-- start DOCUMENT EXCERPT --

NO. 12-08-00246-CR
IN THE COURT OF APPEALS
TWELFTH COURT OF APPEALS DISTRICT
TYLER, TEXAS
MICHAEL KENNEDY, § APPEAL FROM THE THIRD
APPELLANT
V. § JUDICIAL DISTRICT COURT
THE STATE OF TEXAS,
APPELLEE § ANDERSON COUNTY, TEXAS
MEMORANDUM OPINION
Michael Kennedy appeals his conviction for theft. In two issues, he argues that he did
not receive sufficient notice of the State’s intent to seek an enhanced sentence and that one of the
prior convictions the State relied on to enhance his sentence was not a final conviction. We
affirm in part and reverse and remand in part.
BACKGROUND
Appellant was charged with theft of property worth more than $1,500 and less than
$20,000.1 The indictment alleged that the victim was elderly, which elevated the punishment
range from that of a state jail felony to that of a third degree felony.2 The indictment also
contained a single enhancement paragraph alleging that Appellant had previously been convicted
of a felony offense. A week before trial, the State faxed to Appellant’s lawyer a pleading
captioned “State’s Notice of Enhancement Paragraphs to be Submitted to the Fact Finder at
1
TEX. PENAL CODE ANN. § 31.03(a) (Vernon Supp. 2009).

-- end DOCUMENT EXCERPT --

JOBS:
(1) Reproduce the passage of the memorandum opinion from "NO. 12-08-00246-CR" up to and including "remand in part.".
(2) In the memorandum opinion, what allegation in the indictment raised the punishment range to that of a third degree felony?

-- start MATERIAL PROVIDED --

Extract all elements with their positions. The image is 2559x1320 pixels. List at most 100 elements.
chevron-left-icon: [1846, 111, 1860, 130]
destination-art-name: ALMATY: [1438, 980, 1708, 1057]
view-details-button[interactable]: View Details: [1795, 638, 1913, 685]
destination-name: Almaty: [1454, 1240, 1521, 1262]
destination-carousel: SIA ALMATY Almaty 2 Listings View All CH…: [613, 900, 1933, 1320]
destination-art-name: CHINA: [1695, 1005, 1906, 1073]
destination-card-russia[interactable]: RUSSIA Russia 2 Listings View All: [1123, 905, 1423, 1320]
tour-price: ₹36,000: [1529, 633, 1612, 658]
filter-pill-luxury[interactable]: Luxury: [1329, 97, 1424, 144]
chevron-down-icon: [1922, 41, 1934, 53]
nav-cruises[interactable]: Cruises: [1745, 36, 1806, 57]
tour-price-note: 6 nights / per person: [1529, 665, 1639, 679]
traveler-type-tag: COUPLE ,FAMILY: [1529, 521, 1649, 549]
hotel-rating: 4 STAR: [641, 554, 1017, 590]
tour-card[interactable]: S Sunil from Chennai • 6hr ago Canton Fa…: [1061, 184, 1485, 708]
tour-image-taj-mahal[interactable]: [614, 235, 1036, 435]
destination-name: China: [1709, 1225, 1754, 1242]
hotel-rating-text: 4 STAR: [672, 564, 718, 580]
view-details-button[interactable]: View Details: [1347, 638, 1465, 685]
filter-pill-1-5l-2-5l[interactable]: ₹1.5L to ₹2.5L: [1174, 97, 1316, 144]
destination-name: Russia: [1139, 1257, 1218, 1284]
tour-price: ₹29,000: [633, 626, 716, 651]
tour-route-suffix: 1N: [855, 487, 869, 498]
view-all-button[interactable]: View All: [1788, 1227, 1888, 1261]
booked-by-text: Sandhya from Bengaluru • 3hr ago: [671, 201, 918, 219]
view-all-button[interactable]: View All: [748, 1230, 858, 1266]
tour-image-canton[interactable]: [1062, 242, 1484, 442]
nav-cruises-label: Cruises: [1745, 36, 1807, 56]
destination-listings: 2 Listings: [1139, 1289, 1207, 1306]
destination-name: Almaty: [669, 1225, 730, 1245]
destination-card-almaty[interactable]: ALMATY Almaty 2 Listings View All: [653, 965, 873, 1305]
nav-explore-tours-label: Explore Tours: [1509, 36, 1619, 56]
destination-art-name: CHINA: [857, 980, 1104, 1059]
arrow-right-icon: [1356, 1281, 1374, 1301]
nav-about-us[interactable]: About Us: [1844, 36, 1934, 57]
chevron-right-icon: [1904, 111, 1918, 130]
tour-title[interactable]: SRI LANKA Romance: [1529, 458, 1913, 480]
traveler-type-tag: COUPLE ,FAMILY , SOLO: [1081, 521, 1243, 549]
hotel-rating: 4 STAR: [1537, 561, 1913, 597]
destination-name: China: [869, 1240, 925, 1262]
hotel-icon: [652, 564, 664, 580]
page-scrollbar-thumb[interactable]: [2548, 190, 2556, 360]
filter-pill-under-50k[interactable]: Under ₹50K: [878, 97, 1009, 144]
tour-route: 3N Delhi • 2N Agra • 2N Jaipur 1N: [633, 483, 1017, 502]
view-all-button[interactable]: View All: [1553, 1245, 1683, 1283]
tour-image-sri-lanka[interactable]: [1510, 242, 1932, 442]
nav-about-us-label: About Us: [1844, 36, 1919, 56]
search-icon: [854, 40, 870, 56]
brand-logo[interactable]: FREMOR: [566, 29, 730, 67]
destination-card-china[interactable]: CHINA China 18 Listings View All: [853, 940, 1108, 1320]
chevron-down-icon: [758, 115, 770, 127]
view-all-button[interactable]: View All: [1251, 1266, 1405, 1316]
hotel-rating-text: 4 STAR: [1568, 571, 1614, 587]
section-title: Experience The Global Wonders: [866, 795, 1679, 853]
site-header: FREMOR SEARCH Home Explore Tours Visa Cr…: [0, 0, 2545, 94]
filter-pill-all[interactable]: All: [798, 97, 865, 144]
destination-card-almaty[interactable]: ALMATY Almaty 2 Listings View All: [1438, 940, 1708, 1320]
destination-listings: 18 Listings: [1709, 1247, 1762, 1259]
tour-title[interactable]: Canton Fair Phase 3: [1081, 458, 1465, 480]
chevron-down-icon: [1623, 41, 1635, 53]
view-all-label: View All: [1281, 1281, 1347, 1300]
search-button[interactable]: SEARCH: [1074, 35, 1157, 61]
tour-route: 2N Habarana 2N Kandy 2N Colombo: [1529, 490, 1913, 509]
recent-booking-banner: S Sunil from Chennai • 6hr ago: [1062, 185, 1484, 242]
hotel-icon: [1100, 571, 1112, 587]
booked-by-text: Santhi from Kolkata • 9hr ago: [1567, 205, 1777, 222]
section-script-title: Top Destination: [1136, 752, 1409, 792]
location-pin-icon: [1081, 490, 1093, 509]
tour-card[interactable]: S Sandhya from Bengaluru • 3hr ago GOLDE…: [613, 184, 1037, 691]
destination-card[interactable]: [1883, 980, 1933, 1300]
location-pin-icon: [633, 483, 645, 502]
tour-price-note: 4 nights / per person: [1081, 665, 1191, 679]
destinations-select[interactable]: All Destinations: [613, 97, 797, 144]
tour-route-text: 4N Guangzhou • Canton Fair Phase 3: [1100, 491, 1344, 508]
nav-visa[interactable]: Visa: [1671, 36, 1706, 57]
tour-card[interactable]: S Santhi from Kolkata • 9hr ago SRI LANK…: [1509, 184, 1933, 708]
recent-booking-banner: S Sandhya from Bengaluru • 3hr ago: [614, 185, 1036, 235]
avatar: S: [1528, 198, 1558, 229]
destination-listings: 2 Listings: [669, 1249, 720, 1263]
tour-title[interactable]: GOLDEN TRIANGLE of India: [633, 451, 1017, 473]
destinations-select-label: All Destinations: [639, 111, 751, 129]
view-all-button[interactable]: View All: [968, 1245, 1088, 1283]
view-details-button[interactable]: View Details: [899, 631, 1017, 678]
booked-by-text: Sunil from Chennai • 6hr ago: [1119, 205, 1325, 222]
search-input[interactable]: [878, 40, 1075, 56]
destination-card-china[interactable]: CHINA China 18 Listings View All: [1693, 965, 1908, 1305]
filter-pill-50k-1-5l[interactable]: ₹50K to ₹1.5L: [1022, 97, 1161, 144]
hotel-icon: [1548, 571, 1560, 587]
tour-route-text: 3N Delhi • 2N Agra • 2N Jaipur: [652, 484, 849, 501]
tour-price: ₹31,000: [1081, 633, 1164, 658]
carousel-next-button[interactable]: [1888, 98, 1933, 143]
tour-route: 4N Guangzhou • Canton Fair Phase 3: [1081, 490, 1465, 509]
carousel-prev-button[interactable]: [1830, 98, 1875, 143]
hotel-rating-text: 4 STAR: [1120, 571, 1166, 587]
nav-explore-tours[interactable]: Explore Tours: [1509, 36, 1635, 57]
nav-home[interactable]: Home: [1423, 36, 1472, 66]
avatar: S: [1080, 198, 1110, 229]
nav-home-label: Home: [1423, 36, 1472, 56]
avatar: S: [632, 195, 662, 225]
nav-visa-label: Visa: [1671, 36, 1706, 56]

-- end MATERIAL PROVIDED --

EXPECTED RESPONSES:
(1)
NO. 12-08-00246-CR
IN THE COURT OF APPEALS
TWELFTH COURT OF APPEALS DISTRICT
TYLER, TEXAS
MICHAEL KENNEDY, § APPEAL FROM THE THIRD
APPELLANT
V. § JUDICIAL DISTRICT COURT
THE STATE OF TEXAS,
APPELLEE § ANDERSON COUNTY, TEXAS
MEMORANDUM OPINION
Michael Kennedy appeals his conviction for theft. In two issues, he argues that he did
not receive sufficient notice of the State’s intent to seek an enhanced sentence and that one of the
prior convictions the State relied on to enhance his sentence was not a final conviction. We
affirm in part and reverse and remand in part.

(2) The indictment alleged that the victim was elderly.